The exercise: Write out the material from its first line through the line that holds "tab-sources[interactable]: Sources bbox=[617, 31, 661, 58]", both included, swapping every "ms" for "milliseconds" and leaving everything else the same.

━━ Provided information ━━

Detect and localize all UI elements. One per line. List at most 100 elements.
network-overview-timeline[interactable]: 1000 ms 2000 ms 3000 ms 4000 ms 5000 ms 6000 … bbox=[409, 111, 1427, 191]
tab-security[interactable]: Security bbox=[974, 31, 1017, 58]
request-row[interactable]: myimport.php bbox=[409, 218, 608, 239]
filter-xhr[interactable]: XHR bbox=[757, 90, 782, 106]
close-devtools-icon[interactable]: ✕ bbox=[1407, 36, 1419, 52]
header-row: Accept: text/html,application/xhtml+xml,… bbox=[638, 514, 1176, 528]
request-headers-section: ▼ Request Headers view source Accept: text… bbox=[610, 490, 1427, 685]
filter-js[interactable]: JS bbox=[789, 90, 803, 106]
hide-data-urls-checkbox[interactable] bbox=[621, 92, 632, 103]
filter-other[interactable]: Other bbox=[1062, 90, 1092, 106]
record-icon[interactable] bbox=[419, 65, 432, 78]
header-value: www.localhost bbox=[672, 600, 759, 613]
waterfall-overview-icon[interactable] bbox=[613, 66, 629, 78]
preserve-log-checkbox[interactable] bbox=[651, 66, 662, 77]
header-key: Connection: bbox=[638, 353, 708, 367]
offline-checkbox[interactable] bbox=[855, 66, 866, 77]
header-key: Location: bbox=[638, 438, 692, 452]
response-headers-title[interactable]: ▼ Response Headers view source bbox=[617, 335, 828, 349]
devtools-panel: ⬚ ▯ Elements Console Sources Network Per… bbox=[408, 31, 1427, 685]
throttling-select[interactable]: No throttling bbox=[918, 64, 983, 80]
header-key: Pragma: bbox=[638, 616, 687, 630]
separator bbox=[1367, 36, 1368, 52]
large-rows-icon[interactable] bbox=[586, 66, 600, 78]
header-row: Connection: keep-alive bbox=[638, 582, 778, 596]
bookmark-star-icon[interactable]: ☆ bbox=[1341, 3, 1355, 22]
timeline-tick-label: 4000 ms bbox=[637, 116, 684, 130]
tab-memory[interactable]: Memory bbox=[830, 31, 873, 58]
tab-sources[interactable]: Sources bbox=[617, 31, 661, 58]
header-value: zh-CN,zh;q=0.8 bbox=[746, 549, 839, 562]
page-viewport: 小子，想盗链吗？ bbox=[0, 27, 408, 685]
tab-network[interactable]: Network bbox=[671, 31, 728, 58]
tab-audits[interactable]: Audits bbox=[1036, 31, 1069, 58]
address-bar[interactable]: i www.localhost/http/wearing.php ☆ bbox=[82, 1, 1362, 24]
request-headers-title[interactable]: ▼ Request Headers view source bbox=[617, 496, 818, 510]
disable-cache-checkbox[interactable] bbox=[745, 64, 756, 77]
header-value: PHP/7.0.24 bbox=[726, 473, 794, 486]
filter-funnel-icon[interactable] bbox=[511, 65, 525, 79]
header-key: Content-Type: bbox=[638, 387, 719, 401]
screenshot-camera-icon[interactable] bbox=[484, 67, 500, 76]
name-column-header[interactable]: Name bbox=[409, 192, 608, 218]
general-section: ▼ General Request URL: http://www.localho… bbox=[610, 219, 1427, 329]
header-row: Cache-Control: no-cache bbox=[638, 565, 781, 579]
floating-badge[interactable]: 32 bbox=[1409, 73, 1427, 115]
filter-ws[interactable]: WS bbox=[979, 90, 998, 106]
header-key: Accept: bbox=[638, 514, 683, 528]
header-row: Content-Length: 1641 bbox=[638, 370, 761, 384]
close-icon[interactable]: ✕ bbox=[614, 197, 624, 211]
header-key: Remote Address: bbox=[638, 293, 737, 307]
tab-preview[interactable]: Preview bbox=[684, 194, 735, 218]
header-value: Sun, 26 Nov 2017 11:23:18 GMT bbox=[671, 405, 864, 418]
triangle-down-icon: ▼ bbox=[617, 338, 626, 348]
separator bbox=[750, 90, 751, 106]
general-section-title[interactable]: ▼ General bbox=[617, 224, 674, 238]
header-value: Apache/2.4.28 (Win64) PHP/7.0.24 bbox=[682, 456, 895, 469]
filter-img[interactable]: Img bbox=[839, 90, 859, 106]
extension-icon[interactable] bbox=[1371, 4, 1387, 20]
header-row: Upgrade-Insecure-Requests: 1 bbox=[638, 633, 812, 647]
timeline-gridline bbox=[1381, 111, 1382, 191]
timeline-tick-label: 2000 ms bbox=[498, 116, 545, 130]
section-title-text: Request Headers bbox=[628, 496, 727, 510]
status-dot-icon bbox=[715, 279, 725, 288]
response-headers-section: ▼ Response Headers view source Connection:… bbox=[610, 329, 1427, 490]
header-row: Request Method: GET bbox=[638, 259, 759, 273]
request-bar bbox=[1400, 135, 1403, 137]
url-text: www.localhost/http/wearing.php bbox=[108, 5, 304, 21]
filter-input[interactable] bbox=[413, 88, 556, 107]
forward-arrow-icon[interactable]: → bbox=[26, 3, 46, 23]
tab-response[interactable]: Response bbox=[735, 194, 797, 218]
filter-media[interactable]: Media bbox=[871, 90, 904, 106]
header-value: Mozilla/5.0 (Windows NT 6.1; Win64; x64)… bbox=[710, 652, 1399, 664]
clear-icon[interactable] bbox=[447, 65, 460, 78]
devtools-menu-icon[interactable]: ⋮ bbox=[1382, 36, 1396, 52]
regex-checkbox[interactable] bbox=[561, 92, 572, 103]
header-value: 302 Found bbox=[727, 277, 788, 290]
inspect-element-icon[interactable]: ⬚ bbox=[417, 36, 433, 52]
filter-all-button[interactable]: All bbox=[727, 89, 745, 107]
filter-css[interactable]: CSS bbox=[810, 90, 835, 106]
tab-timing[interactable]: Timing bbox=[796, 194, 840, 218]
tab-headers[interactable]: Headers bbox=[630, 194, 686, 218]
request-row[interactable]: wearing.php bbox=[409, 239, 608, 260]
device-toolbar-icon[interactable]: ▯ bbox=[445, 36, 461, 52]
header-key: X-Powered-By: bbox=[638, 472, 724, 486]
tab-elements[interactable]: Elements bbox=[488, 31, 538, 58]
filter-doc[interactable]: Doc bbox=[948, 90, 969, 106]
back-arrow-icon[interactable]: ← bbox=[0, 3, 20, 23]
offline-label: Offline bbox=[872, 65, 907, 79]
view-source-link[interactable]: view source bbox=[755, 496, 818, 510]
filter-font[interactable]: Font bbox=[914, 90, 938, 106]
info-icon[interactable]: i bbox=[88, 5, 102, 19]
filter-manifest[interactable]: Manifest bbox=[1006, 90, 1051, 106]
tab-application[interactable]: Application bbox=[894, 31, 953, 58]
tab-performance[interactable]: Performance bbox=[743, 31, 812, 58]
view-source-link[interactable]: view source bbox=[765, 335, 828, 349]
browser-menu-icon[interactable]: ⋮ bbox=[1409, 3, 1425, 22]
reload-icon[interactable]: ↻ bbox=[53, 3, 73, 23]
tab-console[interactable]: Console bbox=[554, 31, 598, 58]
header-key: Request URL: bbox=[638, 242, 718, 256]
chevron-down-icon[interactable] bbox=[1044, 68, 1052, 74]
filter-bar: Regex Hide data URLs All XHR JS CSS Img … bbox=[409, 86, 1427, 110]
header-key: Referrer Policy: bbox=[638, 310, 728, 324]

━━━

Result for this exercise:
Detect and localize all UI elements. One per line. List at most 100 elements.
network-overview-timeline[interactable]: 1000 milliseconds 2000 milliseconds 3000 milliseconds 4000 milliseconds 5000 milliseconds 6000 … bbox=[409, 111, 1427, 191]
tab-security[interactable]: Security bbox=[974, 31, 1017, 58]
request-row[interactable]: myimport.php bbox=[409, 218, 608, 239]
filter-xhr[interactable]: XHR bbox=[757, 90, 782, 106]
close-devtools-icon[interactable]: ✕ bbox=[1407, 36, 1419, 52]
header-row: Accept: text/html,application/xhtml+xml,… bbox=[638, 514, 1176, 528]
request-headers-section: ▼ Request Headers view source Accept: text… bbox=[610, 490, 1427, 685]
filter-js[interactable]: JS bbox=[789, 90, 803, 106]
hide-data-urls-checkbox[interactable] bbox=[621, 92, 632, 103]
filter-other[interactable]: Other bbox=[1062, 90, 1092, 106]
record-icon[interactable] bbox=[419, 65, 432, 78]
header-value: www.localhost bbox=[672, 600, 759, 613]
waterfall-overview-icon[interactable] bbox=[613, 66, 629, 78]
preserve-log-checkbox[interactable] bbox=[651, 66, 662, 77]
header-key: Connection: bbox=[638, 353, 708, 367]
offline-checkbox[interactable] bbox=[855, 66, 866, 77]
header-key: Location: bbox=[638, 438, 692, 452]
response-headers-title[interactable]: ▼ Response Headers view source bbox=[617, 335, 828, 349]
devtools-panel: ⬚ ▯ Elements Console Sources Network Per… bbox=[408, 31, 1427, 685]
throttling-select[interactable]: No throttling bbox=[918, 64, 983, 80]
header-key: Pragma: bbox=[638, 616, 687, 630]
separator bbox=[1367, 36, 1368, 52]
large-rows-icon[interactable] bbox=[586, 66, 600, 78]
header-row: Connection: keep-alive bbox=[638, 582, 778, 596]
bookmark-star-icon[interactable]: ☆ bbox=[1341, 3, 1355, 22]
timeline-tick-label: 4000 milliseconds bbox=[637, 116, 684, 130]
tab-memory[interactable]: Memory bbox=[830, 31, 873, 58]
tab-sources[interactable]: Sources bbox=[617, 31, 661, 58]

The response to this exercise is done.